*TASK TO COMPLETE*
Copy out all lines in the data below containing the string "Clones".

*SUPPLIED DATA*
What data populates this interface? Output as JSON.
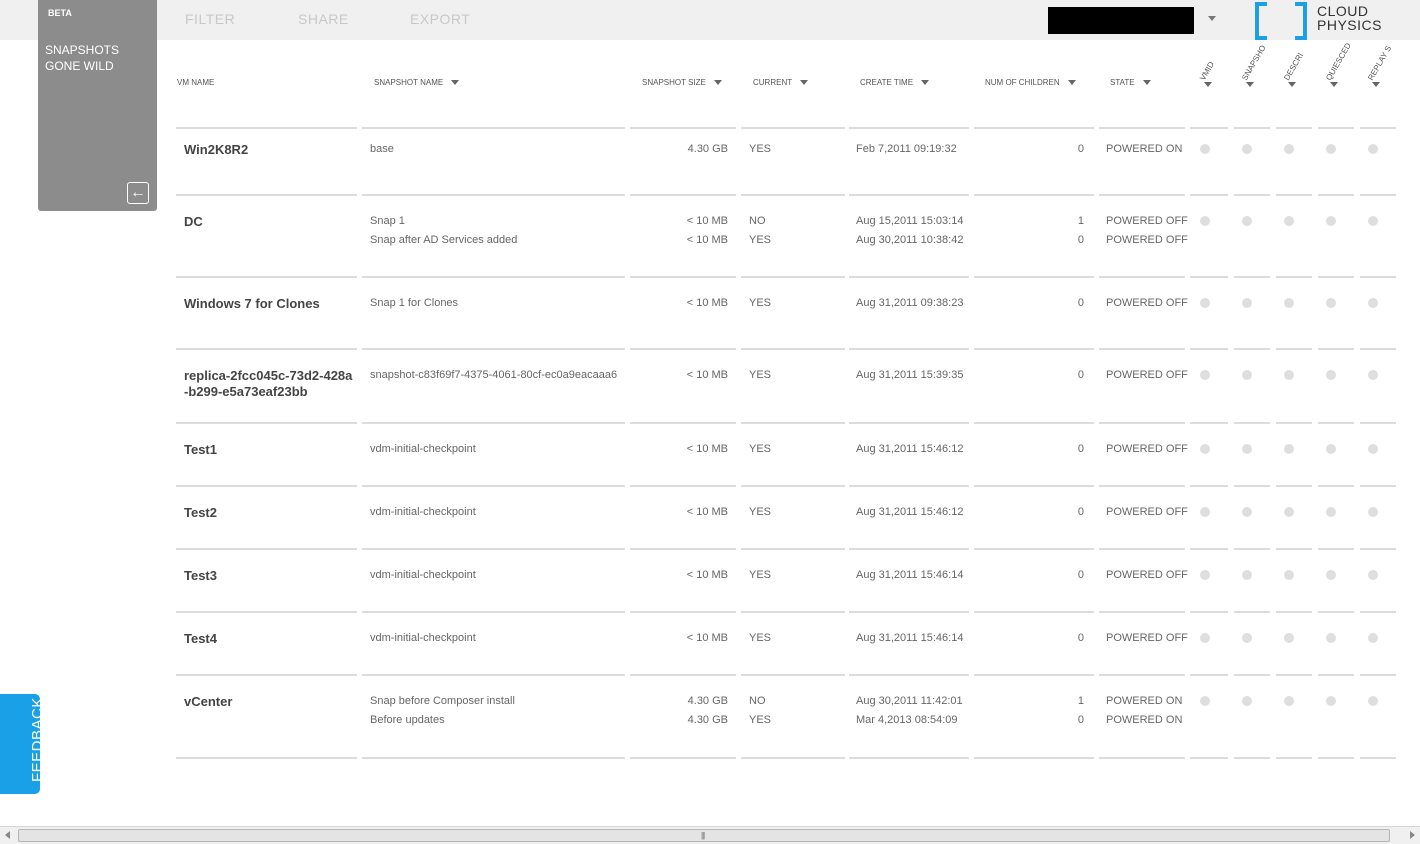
{
  "toolbar": {
    "filter": "FILTER",
    "share": "SHARE",
    "export": "EXPORT"
  },
  "logo": {
    "line1": "CLOUD",
    "line2": "PHYSICS"
  },
  "sidebar": {
    "beta": "BETA",
    "title": "SNAPSHOTS GONE WILD",
    "back_icon": "arrow-left-icon"
  },
  "columns": {
    "vm_name": "VM NAME",
    "snapshot_name": "SNAPSHOT NAME",
    "snapshot_size": "SNAPSHOT SIZE",
    "current": "CURRENT",
    "create_time": "CREATE TIME",
    "num_children": "NUM OF CHILDREN",
    "state": "STATE",
    "rotated": [
      "VMID",
      "SNAPSHO",
      "DESCRI",
      "QUIESCED",
      "REPLAY S"
    ]
  },
  "rows": [
    {
      "vm": "Win2K8R2",
      "snaps": [
        {
          "name": "base",
          "size": "4.30 GB",
          "current": "YES",
          "time": "Feb 7,2011 09:19:32",
          "children": "0",
          "state": "POWERED ON"
        }
      ]
    },
    {
      "vm": "DC",
      "snaps": [
        {
          "name": "Snap 1",
          "size": "< 10 MB",
          "current": "NO",
          "time": "Aug 15,2011 15:03:14",
          "children": "1",
          "state": "POWERED OFF"
        },
        {
          "name": "Snap after AD Services added",
          "size": "< 10 MB",
          "current": "YES",
          "time": "Aug 30,2011 10:38:42",
          "children": "0",
          "state": "POWERED OFF"
        }
      ]
    },
    {
      "vm": "Windows 7 for Clones",
      "snaps": [
        {
          "name": "Snap 1 for Clones",
          "size": "< 10 MB",
          "current": "YES",
          "time": "Aug 31,2011 09:38:23",
          "children": "0",
          "state": "POWERED OFF"
        }
      ]
    },
    {
      "vm": "replica-2fcc045c-73d2-428a-b299-e5a73eaf23bb",
      "snaps": [
        {
          "name": "snapshot-c83f69f7-4375-4061-80cf-ec0a9eacaaa6",
          "size": "< 10 MB",
          "current": "YES",
          "time": "Aug 31,2011 15:39:35",
          "children": "0",
          "state": "POWERED OFF"
        }
      ]
    },
    {
      "vm": "Test1",
      "snaps": [
        {
          "name": "vdm-initial-checkpoint",
          "size": "< 10 MB",
          "current": "YES",
          "time": "Aug 31,2011 15:46:12",
          "children": "0",
          "state": "POWERED OFF"
        }
      ]
    },
    {
      "vm": "Test2",
      "snaps": [
        {
          "name": "vdm-initial-checkpoint",
          "size": "< 10 MB",
          "current": "YES",
          "time": "Aug 31,2011 15:46:12",
          "children": "0",
          "state": "POWERED OFF"
        }
      ]
    },
    {
      "vm": "Test3",
      "snaps": [
        {
          "name": "vdm-initial-checkpoint",
          "size": "< 10 MB",
          "current": "YES",
          "time": "Aug 31,2011 15:46:14",
          "children": "0",
          "state": "POWERED OFF"
        }
      ]
    },
    {
      "vm": "Test4",
      "snaps": [
        {
          "name": "vdm-initial-checkpoint",
          "size": "< 10 MB",
          "current": "YES",
          "time": "Aug 31,2011 15:46:14",
          "children": "0",
          "state": "POWERED OFF"
        }
      ]
    },
    {
      "vm": "vCenter",
      "snaps": [
        {
          "name": "Snap before Composer install",
          "size": "4.30 GB",
          "current": "NO",
          "time": "Aug 30,2011 11:42:01",
          "children": "1",
          "state": "POWERED ON"
        },
        {
          "name": "Before updates",
          "size": "4.30 GB",
          "current": "YES",
          "time": "Mar 4,2013 08:54:09",
          "children": "0",
          "state": "POWERED ON"
        }
      ]
    }
  ],
  "feedback": "FEEDBACK",
  "colors": {
    "accent": "#1aa0e6",
    "panel": "#8c8c8c"
  }
}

*WORKED SOLUTION*
      "vm": "Windows 7 for Clones",
          "name": "Snap 1 for Clones",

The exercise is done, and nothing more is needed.